Pull every line of the entries that has the word "data".
-- -- --
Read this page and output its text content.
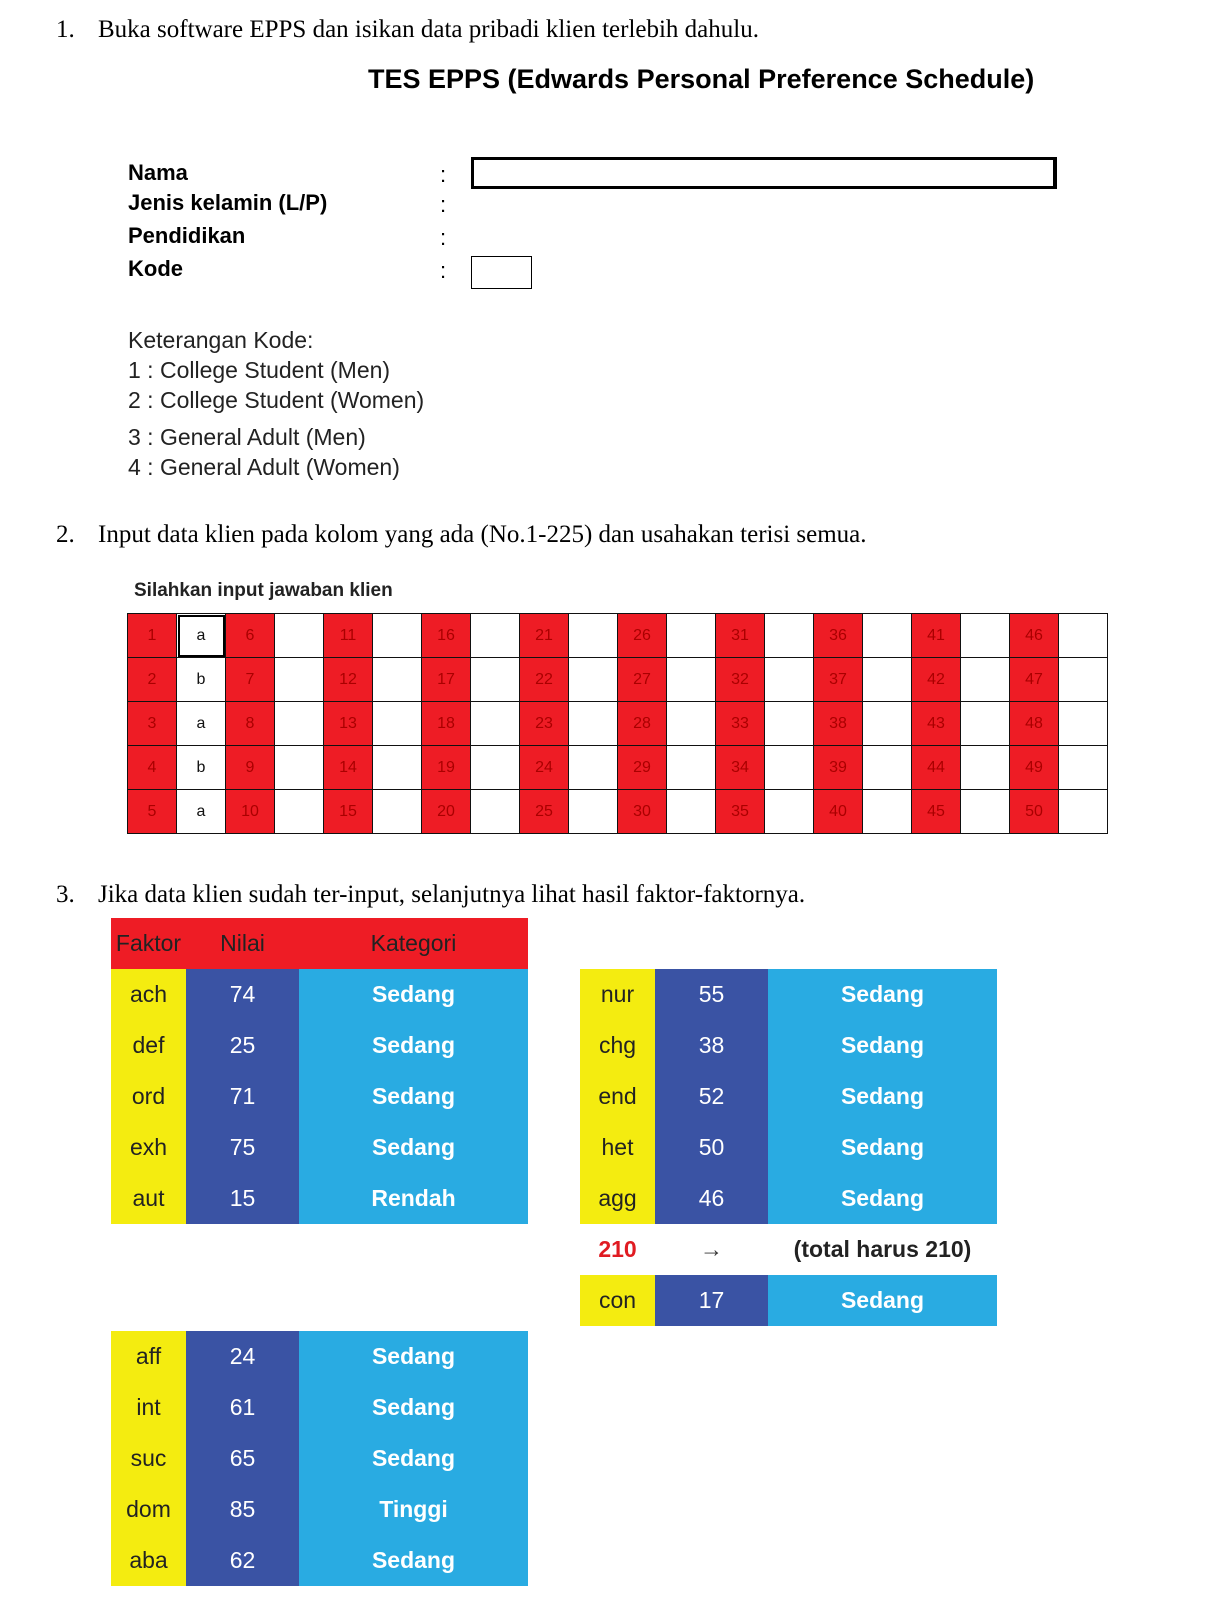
1. Buka software EPPS dan isikan data pribadi klien terlebih dahulu.
TES EPPS (Edwards Personal Preference Schedule)
Nama
Jenis kelamin (L/P)
Pendidikan
Kode
:
:
:
:
Keterangan Kode:
1 : College Student (Men)
2 : College Student (Women)
3 : General Adult (Men)
4 : General Adult (Women)
2. Input data klien pada kolom yang ada (No.1-225) dan usahakan terisi semua.
Silahkan input jawaban klien
1	a	6		11		16		21		26		31		36		41		46	
2	b	7		12		17		22		27		32		37		42		47	
3	a	8		13		18		23		28		33		38		43		48	
4	b	9		14		19		24		29		34		39		44		49	
5	a	10		15		20		25		30		35		40		45		50	
3. Jika data klien sudah ter-input, selanjutnya lihat hasil faktor-faktornya.
Faktor	Nilai	Kategori
ach	74	Sedang
def	25	Sedang
ord	71	Sedang
exh	75	Sedang
aut	15	Rendah
aff	24	Sedang
int	61	Sedang
suc	65	Sedang
dom	85	Tinggi
aba	62	Sedang
nur	55	Sedang
chg	38	Sedang
end	52	Sedang
het	50	Sedang
agg	46	Sedang
210	→	(total harus 210)
con	17	Sedang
-- -- --
> **Solution**:
1. Buka software EPPS dan isikan data pribadi klien terlebih dahulu.
2. Input data klien pada kolom yang ada (No.1-225) dan usahakan terisi semua.
3. Jika data klien sudah ter-input, selanjutnya lihat hasil faktor-faktornya.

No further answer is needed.